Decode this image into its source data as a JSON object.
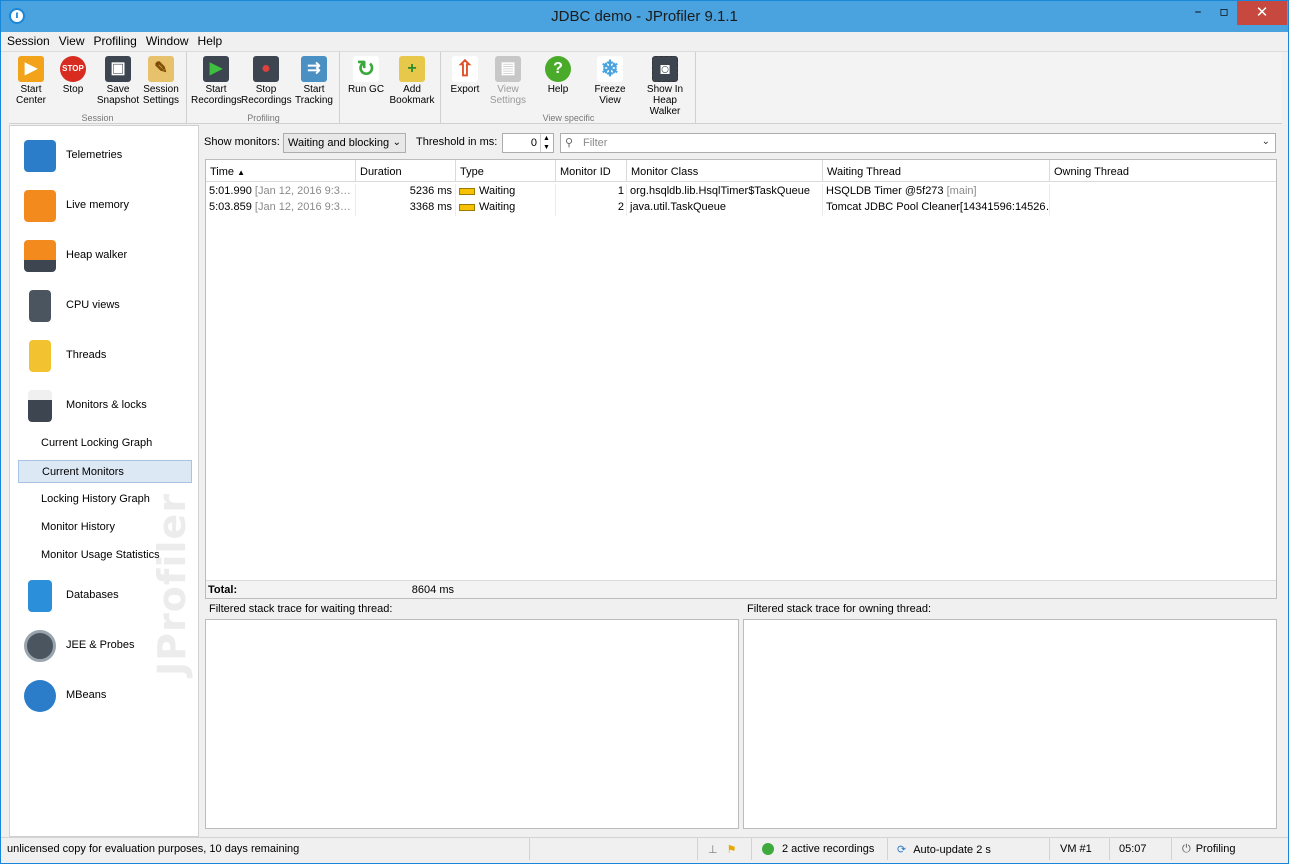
{
  "window": {
    "title": "JDBC demo - JProfiler 9.1.1"
  },
  "menu": [
    "Session",
    "View",
    "Profiling",
    "Window",
    "Help"
  ],
  "toolbar": {
    "groups": [
      {
        "title": "Session",
        "buttons": [
          {
            "label": "Start\nCenter",
            "icon": "start-center-icon"
          },
          {
            "label": "Stop",
            "icon": "stop-icon"
          },
          {
            "label": "Save\nSnapshot",
            "icon": "save-snapshot-icon"
          },
          {
            "label": "Session\nSettings",
            "icon": "session-settings-icon"
          }
        ]
      },
      {
        "title": "Profiling",
        "buttons": [
          {
            "label": "Start\nRecordings",
            "icon": "start-recordings-icon"
          },
          {
            "label": "Stop\nRecordings",
            "icon": "stop-recordings-icon"
          },
          {
            "label": "Start\nTracking",
            "icon": "start-tracking-icon"
          }
        ]
      },
      {
        "title": "",
        "buttons": [
          {
            "label": "Run GC",
            "icon": "run-gc-icon"
          },
          {
            "label": "Add\nBookmark",
            "icon": "add-bookmark-icon"
          }
        ]
      },
      {
        "title": "View specific",
        "buttons": [
          {
            "label": "Export",
            "icon": "export-icon"
          },
          {
            "label": "View\nSettings",
            "icon": "view-settings-icon",
            "disabled": true
          },
          {
            "label": "Help",
            "icon": "help-icon"
          },
          {
            "label": "Freeze\nView",
            "icon": "freeze-view-icon"
          },
          {
            "label": "Show In\nHeap Walker",
            "icon": "show-in-heap-walker-icon"
          }
        ]
      }
    ]
  },
  "sidebar": {
    "items": [
      {
        "label": "Telemetries",
        "icon": "telemetries-icon"
      },
      {
        "label": "Live memory",
        "icon": "live-memory-icon"
      },
      {
        "label": "Heap walker",
        "icon": "heap-walker-icon"
      },
      {
        "label": "CPU views",
        "icon": "cpu-views-icon"
      },
      {
        "label": "Threads",
        "icon": "threads-icon"
      },
      {
        "label": "Monitors & locks",
        "icon": "monitors-locks-icon"
      }
    ],
    "sub_items": [
      {
        "label": "Current Locking Graph",
        "selected": false
      },
      {
        "label": "Current Monitors",
        "selected": true
      },
      {
        "label": "Locking History Graph",
        "selected": false
      },
      {
        "label": "Monitor History",
        "selected": false
      },
      {
        "label": "Monitor Usage Statistics",
        "selected": false
      }
    ],
    "items_after": [
      {
        "label": "Databases",
        "icon": "databases-icon"
      },
      {
        "label": "JEE & Probes",
        "icon": "jee-probes-icon"
      },
      {
        "label": "MBeans",
        "icon": "mbeans-icon"
      }
    ],
    "watermark": "JProfiler"
  },
  "filters": {
    "show_monitors_label": "Show monitors:",
    "show_monitors_value": "Waiting and blocking",
    "threshold_label": "Threshold in ms:",
    "threshold_value": "0",
    "filter_placeholder": "Filter"
  },
  "table": {
    "columns": [
      "Time",
      "Duration",
      "Type",
      "Monitor ID",
      "Monitor Class",
      "Waiting Thread",
      "Owning Thread"
    ],
    "sort_indicator": "▲",
    "rows": [
      {
        "time": "5:01.990",
        "time_detail": "[Jan 12, 2016 9:3…",
        "duration": "5236 ms",
        "type": "Waiting",
        "monitor_id": "1",
        "monitor_class": "org.hsqldb.lib.HsqlTimer$TaskQueue",
        "waiting_thread": "HSQLDB Timer @5f273",
        "waiting_thread_detail": "[main]",
        "owning_thread": ""
      },
      {
        "time": "5:03.859",
        "time_detail": "[Jan 12, 2016 9:3…",
        "duration": "3368 ms",
        "type": "Waiting",
        "monitor_id": "2",
        "monitor_class": "java.util.TaskQueue",
        "waiting_thread": "Tomcat JDBC Pool Cleaner[14341596:14526…",
        "waiting_thread_detail": "",
        "owning_thread": ""
      }
    ],
    "total_label": "Total:",
    "total_duration": "8604 ms"
  },
  "stack": {
    "waiting_label": "Filtered stack trace for waiting thread:",
    "owning_label": "Filtered stack trace for owning thread:"
  },
  "status": {
    "license": "unlicensed copy for evaluation purposes, 10 days remaining",
    "recordings": "2 active recordings",
    "auto_update": "Auto-update 2 s",
    "vm": "VM #1",
    "time": "05:07",
    "mode": "Profiling"
  },
  "colors": {
    "titlebar": "#4aa3df",
    "selection": "#dde8f5",
    "waiting": "#f6c100",
    "close": "#c7483e"
  }
}
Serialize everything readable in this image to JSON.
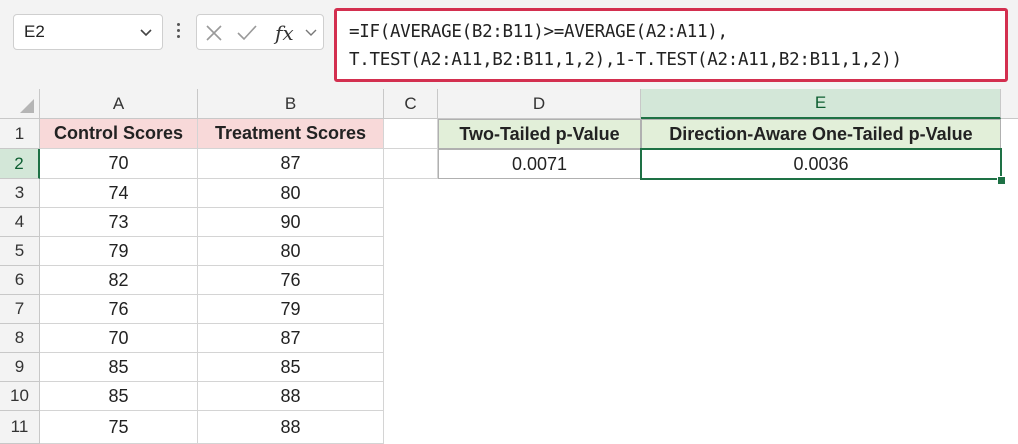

> _Task_: Return each line exactly as written. Any picture gets left out.

> _The response_:
Decode this image into its source data as a JSON object.
{
  "window": {
    "title": "JDBC demo - JProfiler 9.1.1"
  },
  "menu": [
    "Session",
    "View",
    "Profiling",
    "Window",
    "Help"
  ],
  "toolbar": {
    "groups": [
      {
        "title": "Session",
        "buttons": [
          {
            "label": "Start\nCenter",
            "icon": "start-center-icon"
          },
          {
            "label": "Stop",
            "icon": "stop-icon"
          },
          {
            "label": "Save\nSnapshot",
            "icon": "save-snapshot-icon"
          },
          {
            "label": "Session\nSettings",
            "icon": "session-settings-icon"
          }
        ]
      },
      {
        "title": "Profiling",
        "buttons": [
          {
            "label": "Start\nRecordings",
            "icon": "start-recordings-icon"
          },
          {
            "label": "Stop\nRecordings",
            "icon": "stop-recordings-icon"
          },
          {
            "label": "Start\nTracking",
            "icon": "start-tracking-icon"
          }
        ]
      },
      {
        "title": "",
        "buttons": [
          {
            "label": "Run GC",
            "icon": "run-gc-icon"
          },
          {
            "label": "Add\nBookmark",
            "icon": "add-bookmark-icon"
          }
        ]
      },
      {
        "title": "View specific",
        "buttons": [
          {
            "label": "Export",
            "icon": "export-icon"
          },
          {
            "label": "View\nSettings",
            "icon": "view-settings-icon",
            "disabled": true
          },
          {
            "label": "Help",
            "icon": "help-icon"
          },
          {
            "label": "Freeze\nView",
            "icon": "freeze-view-icon"
          },
          {
            "label": "Show In\nHeap Walker",
            "icon": "show-in-heap-walker-icon"
          }
        ]
      }
    ]
  },
  "sidebar": {
    "items": [
      {
        "label": "Telemetries",
        "icon": "telemetries-icon"
      },
      {
        "label": "Live memory",
        "icon": "live-memory-icon"
      },
      {
        "label": "Heap walker",
        "icon": "heap-walker-icon"
      },
      {
        "label": "CPU views",
        "icon": "cpu-views-icon"
      },
      {
        "label": "Threads",
        "icon": "threads-icon"
      },
      {
        "label": "Monitors & locks",
        "icon": "monitors-locks-icon"
      }
    ],
    "sub_items": [
      {
        "label": "Current Locking Graph",
        "selected": false
      },
      {
        "label": "Current Monitors",
        "selected": true
      },
      {
        "label": "Locking History Graph",
        "selected": false
      },
      {
        "label": "Monitor History",
        "selected": false
      },
      {
        "label": "Monitor Usage Statistics",
        "selected": false
      }
    ],
    "items_after": [
      {
        "label": "Databases",
        "icon": "databases-icon"
      },
      {
        "label": "JEE & Probes",
        "icon": "jee-probes-icon"
      },
      {
        "label": "MBeans",
        "icon": "mbeans-icon"
      }
    ],
    "watermark": "JProfiler"
  },
  "filters": {
    "show_monitors_label": "Show monitors:",
    "show_monitors_value": "Waiting and blocking",
    "threshold_label": "Threshold in ms:",
    "threshold_value": "0",
    "filter_placeholder": "Filter"
  },
  "table": {
    "columns": [
      "Time",
      "Duration",
      "Type",
      "Monitor ID",
      "Monitor Class",
      "Waiting Thread",
      "Owning Thread"
    ],
    "sort_indicator": "▲",
    "rows": [
      {
        "time": "5:01.990",
        "time_detail": "[Jan 12, 2016 9:3…",
        "duration": "5236 ms",
        "type": "Waiting",
        "monitor_id": "1",
        "monitor_class": "org.hsqldb.lib.HsqlTimer$TaskQueue",
        "waiting_thread": "HSQLDB Timer @5f273",
        "waiting_thread_detail": "[main]",
        "owning_thread": ""
      },
      {
        "time": "5:03.859",
        "time_detail": "[Jan 12, 2016 9:3…",
        "duration": "3368 ms",
        "type": "Waiting",
        "monitor_id": "2",
        "monitor_class": "java.util.TaskQueue",
        "waiting_thread": "Tomcat JDBC Pool Cleaner[14341596:14526…",
        "waiting_thread_detail": "",
        "owning_thread": ""
      }
    ],
    "total_label": "Total:",
    "total_duration": "8604 ms"
  },
  "stack": {
    "waiting_label": "Filtered stack trace for waiting thread:",
    "owning_label": "Filtered stack trace for owning thread:"
  },
  "status": {
    "license": "unlicensed copy for evaluation purposes, 10 days remaining",
    "recordings": "2 active recordings",
    "auto_update": "Auto-update 2 s",
    "vm": "VM #1",
    "time": "05:07",
    "mode": "Profiling"
  },
  "colors": {
    "titlebar": "#4aa3df",
    "selection": "#dde8f5",
    "waiting": "#f6c100",
    "close": "#c7483e"
  }
}
Serialize everything readable in this image to JSON.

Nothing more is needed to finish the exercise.